• **Task description**
Carry on the gardening gift and Christmas decoration text from the point where it stops, before the rows that follow it.

• **Page text**

───

Next go to www.findmyroses.com, which also has great rose links, to find sources for the varieties you have selected. Then send a card to the recipient with a note about how you found the roses and why they are perfect for his or her garden.

Quality Tools. Whether it’s pruning or digging, nothing feels better than gardening with high quality tools. They also last forever and are a constant reminder of the gift-giver. Most garden centers and nurseries carry a good supply of quality garden tools, but you won't find them on sale or in the bargain bins. Quality tools may be at least two to three times more expensive than lower quality tools, but they are worth the price, and you’ll be able to feel the quality in your hands. For the largest selection of gardening tools, shop online. Of the many good choices, we like:
www.gardentoolsforallseasons.com
www.gardenhardware.com

American Rose Society Membership. Go to www.ars.org to find out about all the great benefits of being a member of the ARS, including a subscription to American Rose Magazine.

Borrow from Nature for Christmas Decorations

Even if the ground is frozen or covered with snow, you can still collect from nature or your garden to enliven your Christmas decorations. Try mixing prunings of needled evergreens, fruiting or variegated plants around your poinsettias or other Christmas plants. It will bring a bit of nature’s beauty indoors and soften brightly colored plants. You might even place some on your Christmas tree. Try spray painting bare branches from deciduous trees or shrubs and using them as decoration. A touch of white, silver or gold branches can be an interesting contrast to the soft-textured foliage of a Christmas tree. Pine cones can also be spray painted.

───

• **Data listing**

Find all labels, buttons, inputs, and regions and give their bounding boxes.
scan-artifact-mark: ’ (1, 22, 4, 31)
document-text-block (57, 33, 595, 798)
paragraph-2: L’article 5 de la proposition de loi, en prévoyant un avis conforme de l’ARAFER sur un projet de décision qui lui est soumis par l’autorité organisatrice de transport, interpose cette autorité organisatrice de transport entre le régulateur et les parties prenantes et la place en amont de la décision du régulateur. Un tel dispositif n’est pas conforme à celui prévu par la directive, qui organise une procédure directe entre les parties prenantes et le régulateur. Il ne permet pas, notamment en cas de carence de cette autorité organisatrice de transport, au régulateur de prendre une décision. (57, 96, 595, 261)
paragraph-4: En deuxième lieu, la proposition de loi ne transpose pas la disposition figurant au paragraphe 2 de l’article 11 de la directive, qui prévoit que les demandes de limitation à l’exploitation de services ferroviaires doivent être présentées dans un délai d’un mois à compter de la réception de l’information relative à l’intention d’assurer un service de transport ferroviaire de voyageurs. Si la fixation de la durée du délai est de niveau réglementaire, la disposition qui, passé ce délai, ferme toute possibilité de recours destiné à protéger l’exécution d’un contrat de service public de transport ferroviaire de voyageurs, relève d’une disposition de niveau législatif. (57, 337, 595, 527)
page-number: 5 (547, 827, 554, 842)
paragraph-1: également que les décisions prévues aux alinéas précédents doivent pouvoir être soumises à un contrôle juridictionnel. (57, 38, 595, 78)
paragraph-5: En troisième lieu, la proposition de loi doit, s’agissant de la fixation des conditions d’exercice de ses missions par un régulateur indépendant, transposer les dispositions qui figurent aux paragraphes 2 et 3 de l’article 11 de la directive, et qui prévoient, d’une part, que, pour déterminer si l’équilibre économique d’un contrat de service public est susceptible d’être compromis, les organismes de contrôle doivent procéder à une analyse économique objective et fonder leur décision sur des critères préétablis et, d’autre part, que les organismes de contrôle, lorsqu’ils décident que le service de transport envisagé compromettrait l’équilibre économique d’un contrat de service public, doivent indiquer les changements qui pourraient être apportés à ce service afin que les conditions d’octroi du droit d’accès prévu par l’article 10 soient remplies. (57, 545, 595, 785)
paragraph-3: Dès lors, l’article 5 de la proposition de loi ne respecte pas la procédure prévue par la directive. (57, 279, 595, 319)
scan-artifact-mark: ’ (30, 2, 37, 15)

───

• **Result for this exercise**
Some plants you might use for their berries (depending on where you live) include hollies, cottoneasters, dogwoods, beautyberry, barberries, hawthorn, crabapples, viburnums and roses (hips). In mild-winter climates, you can also try citrus and pomegranates. Also keep an eye out for the dried blooms of ornamental grasses. Dried arrangements can be stunning, even when done very simply with branches, fallen leaves and a few fruit.

Sharpen your pruning shears, use some imagination and you'll be surprised what the winter landscape has to offer.

Keep Your Christmas Tree Fresh

There are a number of things you can do to keep your Christmas tree fresh and fragrant this holiday season. First, buy the freshest tree you can find. Check freshness by bending the needles. They should be soft and pliable, not crisp and dry. Avoid trees that are already dropping a lot of needles.

Once you get the tree home, saw off an inch from the bottom of the trunk and set it in a bucket of water. Keep the tree in a cool, shady spot until you're ready to bring it indoors.

When it's time for the tree to come inside, saw off another inch from the bottom of the trunk and place it in a stand with a water reservoir. Keep the reservoir full; it may need to be checked daily. Display the tree away from heaters and vents.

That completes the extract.